▶ **Instruction**
Without including any pictures, write out the listing below exactly.

▶ **Extracted entries**

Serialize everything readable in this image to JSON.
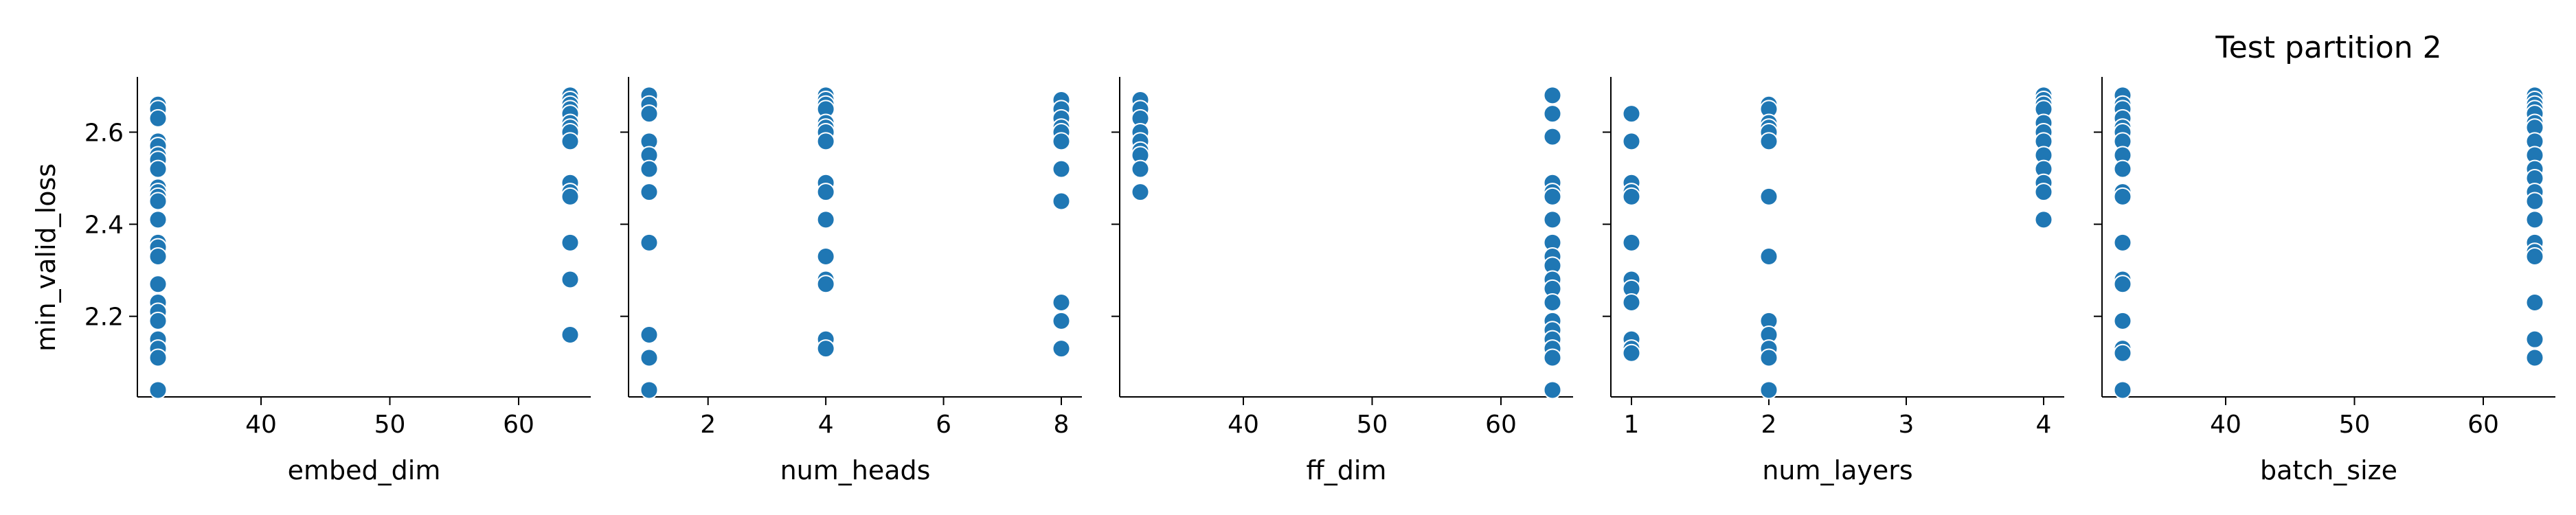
{
  "chart_data": {
    "type": "scatter",
    "title": "Test partition 2",
    "ylabel": "min_valid_loss",
    "ylim": [
      2.025,
      2.72
    ],
    "yticks": [
      2.2,
      2.4,
      2.6
    ],
    "marker_color": "#1f77b4",
    "marker_edge_color": "#ffffff",
    "grid": false,
    "panels": [
      {
        "xlabel": "embed_dim",
        "xlim": [
          30.4,
          65.6
        ],
        "xticks": [
          40,
          50,
          60
        ],
        "points": [
          [
            32,
            2.66
          ],
          [
            32,
            2.65
          ],
          [
            32,
            2.63
          ],
          [
            32,
            2.58
          ],
          [
            32,
            2.57
          ],
          [
            32,
            2.55
          ],
          [
            32,
            2.54
          ],
          [
            32,
            2.52
          ],
          [
            32,
            2.48
          ],
          [
            32,
            2.47
          ],
          [
            32,
            2.46
          ],
          [
            32,
            2.45
          ],
          [
            32,
            2.41
          ],
          [
            32,
            2.36
          ],
          [
            32,
            2.35
          ],
          [
            32,
            2.33
          ],
          [
            32,
            2.27
          ],
          [
            32,
            2.23
          ],
          [
            32,
            2.21
          ],
          [
            32,
            2.19
          ],
          [
            32,
            2.15
          ],
          [
            32,
            2.13
          ],
          [
            32,
            2.11
          ],
          [
            32,
            2.04
          ],
          [
            64,
            2.68
          ],
          [
            64,
            2.67
          ],
          [
            64,
            2.66
          ],
          [
            64,
            2.65
          ],
          [
            64,
            2.64
          ],
          [
            64,
            2.62
          ],
          [
            64,
            2.61
          ],
          [
            64,
            2.6
          ],
          [
            64,
            2.58
          ],
          [
            64,
            2.49
          ],
          [
            64,
            2.47
          ],
          [
            64,
            2.46
          ],
          [
            64,
            2.36
          ],
          [
            64,
            2.28
          ],
          [
            64,
            2.16
          ]
        ]
      },
      {
        "xlabel": "num_heads",
        "xlim": [
          0.65,
          8.35
        ],
        "xticks": [
          2,
          4,
          6,
          8
        ],
        "points": [
          [
            1,
            2.68
          ],
          [
            1,
            2.66
          ],
          [
            1,
            2.64
          ],
          [
            1,
            2.58
          ],
          [
            1,
            2.55
          ],
          [
            1,
            2.52
          ],
          [
            1,
            2.47
          ],
          [
            1,
            2.36
          ],
          [
            1,
            2.16
          ],
          [
            1,
            2.11
          ],
          [
            1,
            2.04
          ],
          [
            4,
            2.68
          ],
          [
            4,
            2.67
          ],
          [
            4,
            2.66
          ],
          [
            4,
            2.65
          ],
          [
            4,
            2.62
          ],
          [
            4,
            2.61
          ],
          [
            4,
            2.6
          ],
          [
            4,
            2.58
          ],
          [
            4,
            2.49
          ],
          [
            4,
            2.47
          ],
          [
            4,
            2.41
          ],
          [
            4,
            2.33
          ],
          [
            4,
            2.28
          ],
          [
            4,
            2.27
          ],
          [
            4,
            2.15
          ],
          [
            4,
            2.13
          ],
          [
            8,
            2.67
          ],
          [
            8,
            2.65
          ],
          [
            8,
            2.63
          ],
          [
            8,
            2.61
          ],
          [
            8,
            2.6
          ],
          [
            8,
            2.58
          ],
          [
            8,
            2.52
          ],
          [
            8,
            2.45
          ],
          [
            8,
            2.23
          ],
          [
            8,
            2.19
          ],
          [
            8,
            2.13
          ]
        ]
      },
      {
        "xlabel": "ff_dim",
        "xlim": [
          30.4,
          65.6
        ],
        "xticks": [
          40,
          50,
          60
        ],
        "points": [
          [
            32,
            2.67
          ],
          [
            32,
            2.65
          ],
          [
            32,
            2.63
          ],
          [
            32,
            2.6
          ],
          [
            32,
            2.58
          ],
          [
            32,
            2.56
          ],
          [
            32,
            2.55
          ],
          [
            32,
            2.52
          ],
          [
            32,
            2.47
          ],
          [
            64,
            2.68
          ],
          [
            64,
            2.64
          ],
          [
            64,
            2.59
          ],
          [
            64,
            2.49
          ],
          [
            64,
            2.47
          ],
          [
            64,
            2.46
          ],
          [
            64,
            2.41
          ],
          [
            64,
            2.36
          ],
          [
            64,
            2.33
          ],
          [
            64,
            2.31
          ],
          [
            64,
            2.28
          ],
          [
            64,
            2.26
          ],
          [
            64,
            2.23
          ],
          [
            64,
            2.19
          ],
          [
            64,
            2.17
          ],
          [
            64,
            2.15
          ],
          [
            64,
            2.13
          ],
          [
            64,
            2.11
          ],
          [
            64,
            2.04
          ]
        ]
      },
      {
        "xlabel": "num_layers",
        "xlim": [
          0.85,
          4.15
        ],
        "xticks": [
          1,
          2,
          3,
          4
        ],
        "points": [
          [
            1,
            2.64
          ],
          [
            1,
            2.58
          ],
          [
            1,
            2.49
          ],
          [
            1,
            2.47
          ],
          [
            1,
            2.46
          ],
          [
            1,
            2.36
          ],
          [
            1,
            2.28
          ],
          [
            1,
            2.26
          ],
          [
            1,
            2.23
          ],
          [
            1,
            2.15
          ],
          [
            1,
            2.13
          ],
          [
            1,
            2.12
          ],
          [
            2,
            2.66
          ],
          [
            2,
            2.65
          ],
          [
            2,
            2.62
          ],
          [
            2,
            2.61
          ],
          [
            2,
            2.6
          ],
          [
            2,
            2.58
          ],
          [
            2,
            2.46
          ],
          [
            2,
            2.33
          ],
          [
            2,
            2.19
          ],
          [
            2,
            2.16
          ],
          [
            2,
            2.13
          ],
          [
            2,
            2.11
          ],
          [
            2,
            2.04
          ],
          [
            4,
            2.68
          ],
          [
            4,
            2.67
          ],
          [
            4,
            2.66
          ],
          [
            4,
            2.65
          ],
          [
            4,
            2.62
          ],
          [
            4,
            2.6
          ],
          [
            4,
            2.58
          ],
          [
            4,
            2.55
          ],
          [
            4,
            2.52
          ],
          [
            4,
            2.49
          ],
          [
            4,
            2.47
          ],
          [
            4,
            2.41
          ]
        ]
      },
      {
        "xlabel": "batch_size",
        "xlim": [
          30.4,
          65.6
        ],
        "xticks": [
          40,
          50,
          60
        ],
        "points": [
          [
            32,
            2.68
          ],
          [
            32,
            2.66
          ],
          [
            32,
            2.65
          ],
          [
            32,
            2.63
          ],
          [
            32,
            2.61
          ],
          [
            32,
            2.6
          ],
          [
            32,
            2.58
          ],
          [
            32,
            2.55
          ],
          [
            32,
            2.52
          ],
          [
            32,
            2.47
          ],
          [
            32,
            2.46
          ],
          [
            32,
            2.36
          ],
          [
            32,
            2.28
          ],
          [
            32,
            2.27
          ],
          [
            32,
            2.19
          ],
          [
            32,
            2.13
          ],
          [
            32,
            2.12
          ],
          [
            32,
            2.04
          ],
          [
            64,
            2.68
          ],
          [
            64,
            2.67
          ],
          [
            64,
            2.66
          ],
          [
            64,
            2.65
          ],
          [
            64,
            2.64
          ],
          [
            64,
            2.62
          ],
          [
            64,
            2.61
          ],
          [
            64,
            2.58
          ],
          [
            64,
            2.55
          ],
          [
            64,
            2.52
          ],
          [
            64,
            2.5
          ],
          [
            64,
            2.47
          ],
          [
            64,
            2.45
          ],
          [
            64,
            2.41
          ],
          [
            64,
            2.36
          ],
          [
            64,
            2.34
          ],
          [
            64,
            2.33
          ],
          [
            64,
            2.23
          ],
          [
            64,
            2.15
          ],
          [
            64,
            2.11
          ]
        ]
      }
    ]
  }
}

▶ **Written reply**
Serialize everything readable in this image to JSON.
{
  "chart_data": {
    "type": "scatter",
    "title": "Test partition 2",
    "ylabel": "min_valid_loss",
    "ylim": [
      2.025,
      2.72
    ],
    "yticks": [
      2.2,
      2.4,
      2.6
    ],
    "marker_color": "#1f77b4",
    "marker_edge_color": "#ffffff",
    "grid": false,
    "panels": [
      {
        "xlabel": "embed_dim",
        "xlim": [
          30.4,
          65.6
        ],
        "xticks": [
          40,
          50,
          60
        ],
        "points": [
          [
            32,
            2.66
          ],
          [
            32,
            2.65
          ],
          [
            32,
            2.63
          ],
          [
            32,
            2.58
          ],
          [
            32,
            2.57
          ],
          [
            32,
            2.55
          ],
          [
            32,
            2.54
          ],
          [
            32,
            2.52
          ],
          [
            32,
            2.48
          ],
          [
            32,
            2.47
          ],
          [
            32,
            2.46
          ],
          [
            32,
            2.45
          ],
          [
            32,
            2.41
          ],
          [
            32,
            2.36
          ],
          [
            32,
            2.35
          ],
          [
            32,
            2.33
          ],
          [
            32,
            2.27
          ],
          [
            32,
            2.23
          ],
          [
            32,
            2.21
          ],
          [
            32,
            2.19
          ],
          [
            32,
            2.15
          ],
          [
            32,
            2.13
          ],
          [
            32,
            2.11
          ],
          [
            32,
            2.04
          ],
          [
            64,
            2.68
          ],
          [
            64,
            2.67
          ],
          [
            64,
            2.66
          ],
          [
            64,
            2.65
          ],
          [
            64,
            2.64
          ],
          [
            64,
            2.62
          ],
          [
            64,
            2.61
          ],
          [
            64,
            2.6
          ],
          [
            64,
            2.58
          ],
          [
            64,
            2.49
          ],
          [
            64,
            2.47
          ],
          [
            64,
            2.46
          ],
          [
            64,
            2.36
          ],
          [
            64,
            2.28
          ],
          [
            64,
            2.16
          ]
        ]
      },
      {
        "xlabel": "num_heads",
        "xlim": [
          0.65,
          8.35
        ],
        "xticks": [
          2,
          4,
          6,
          8
        ],
        "points": [
          [
            1,
            2.68
          ],
          [
            1,
            2.66
          ],
          [
            1,
            2.64
          ],
          [
            1,
            2.58
          ],
          [
            1,
            2.55
          ],
          [
            1,
            2.52
          ],
          [
            1,
            2.47
          ],
          [
            1,
            2.36
          ],
          [
            1,
            2.16
          ],
          [
            1,
            2.11
          ],
          [
            1,
            2.04
          ],
          [
            4,
            2.68
          ],
          [
            4,
            2.67
          ],
          [
            4,
            2.66
          ],
          [
            4,
            2.65
          ],
          [
            4,
            2.62
          ],
          [
            4,
            2.61
          ],
          [
            4,
            2.6
          ],
          [
            4,
            2.58
          ],
          [
            4,
            2.49
          ],
          [
            4,
            2.47
          ],
          [
            4,
            2.41
          ],
          [
            4,
            2.33
          ],
          [
            4,
            2.28
          ],
          [
            4,
            2.27
          ],
          [
            4,
            2.15
          ],
          [
            4,
            2.13
          ],
          [
            8,
            2.67
          ],
          [
            8,
            2.65
          ],
          [
            8,
            2.63
          ],
          [
            8,
            2.61
          ],
          [
            8,
            2.6
          ],
          [
            8,
            2.58
          ],
          [
            8,
            2.52
          ],
          [
            8,
            2.45
          ],
          [
            8,
            2.23
          ],
          [
            8,
            2.19
          ],
          [
            8,
            2.13
          ]
        ]
      },
      {
        "xlabel": "ff_dim",
        "xlim": [
          30.4,
          65.6
        ],
        "xticks": [
          40,
          50,
          60
        ],
        "points": [
          [
            32,
            2.67
          ],
          [
            32,
            2.65
          ],
          [
            32,
            2.63
          ],
          [
            32,
            2.6
          ],
          [
            32,
            2.58
          ],
          [
            32,
            2.56
          ],
          [
            32,
            2.55
          ],
          [
            32,
            2.52
          ],
          [
            32,
            2.47
          ],
          [
            64,
            2.68
          ],
          [
            64,
            2.64
          ],
          [
            64,
            2.59
          ],
          [
            64,
            2.49
          ],
          [
            64,
            2.47
          ],
          [
            64,
            2.46
          ],
          [
            64,
            2.41
          ],
          [
            64,
            2.36
          ],
          [
            64,
            2.33
          ],
          [
            64,
            2.31
          ],
          [
            64,
            2.28
          ],
          [
            64,
            2.26
          ],
          [
            64,
            2.23
          ],
          [
            64,
            2.19
          ],
          [
            64,
            2.17
          ],
          [
            64,
            2.15
          ],
          [
            64,
            2.13
          ],
          [
            64,
            2.11
          ],
          [
            64,
            2.04
          ]
        ]
      },
      {
        "xlabel": "num_layers",
        "xlim": [
          0.85,
          4.15
        ],
        "xticks": [
          1,
          2,
          3,
          4
        ],
        "points": [
          [
            1,
            2.64
          ],
          [
            1,
            2.58
          ],
          [
            1,
            2.49
          ],
          [
            1,
            2.47
          ],
          [
            1,
            2.46
          ],
          [
            1,
            2.36
          ],
          [
            1,
            2.28
          ],
          [
            1,
            2.26
          ],
          [
            1,
            2.23
          ],
          [
            1,
            2.15
          ],
          [
            1,
            2.13
          ],
          [
            1,
            2.12
          ],
          [
            2,
            2.66
          ],
          [
            2,
            2.65
          ],
          [
            2,
            2.62
          ],
          [
            2,
            2.61
          ],
          [
            2,
            2.6
          ],
          [
            2,
            2.58
          ],
          [
            2,
            2.46
          ],
          [
            2,
            2.33
          ],
          [
            2,
            2.19
          ],
          [
            2,
            2.16
          ],
          [
            2,
            2.13
          ],
          [
            2,
            2.11
          ],
          [
            2,
            2.04
          ],
          [
            4,
            2.68
          ],
          [
            4,
            2.67
          ],
          [
            4,
            2.66
          ],
          [
            4,
            2.65
          ],
          [
            4,
            2.62
          ],
          [
            4,
            2.6
          ],
          [
            4,
            2.58
          ],
          [
            4,
            2.55
          ],
          [
            4,
            2.52
          ],
          [
            4,
            2.49
          ],
          [
            4,
            2.47
          ],
          [
            4,
            2.41
          ]
        ]
      },
      {
        "xlabel": "batch_size",
        "xlim": [
          30.4,
          65.6
        ],
        "xticks": [
          40,
          50,
          60
        ],
        "points": [
          [
            32,
            2.68
          ],
          [
            32,
            2.66
          ],
          [
            32,
            2.65
          ],
          [
            32,
            2.63
          ],
          [
            32,
            2.61
          ],
          [
            32,
            2.6
          ],
          [
            32,
            2.58
          ],
          [
            32,
            2.55
          ],
          [
            32,
            2.52
          ],
          [
            32,
            2.47
          ],
          [
            32,
            2.46
          ],
          [
            32,
            2.36
          ],
          [
            32,
            2.28
          ],
          [
            32,
            2.27
          ],
          [
            32,
            2.19
          ],
          [
            32,
            2.13
          ],
          [
            32,
            2.12
          ],
          [
            32,
            2.04
          ],
          [
            64,
            2.68
          ],
          [
            64,
            2.67
          ],
          [
            64,
            2.66
          ],
          [
            64,
            2.65
          ],
          [
            64,
            2.64
          ],
          [
            64,
            2.62
          ],
          [
            64,
            2.61
          ],
          [
            64,
            2.58
          ],
          [
            64,
            2.55
          ],
          [
            64,
            2.52
          ],
          [
            64,
            2.5
          ],
          [
            64,
            2.47
          ],
          [
            64,
            2.45
          ],
          [
            64,
            2.41
          ],
          [
            64,
            2.36
          ],
          [
            64,
            2.34
          ],
          [
            64,
            2.33
          ],
          [
            64,
            2.23
          ],
          [
            64,
            2.15
          ],
          [
            64,
            2.11
          ]
        ]
      }
    ]
  }
}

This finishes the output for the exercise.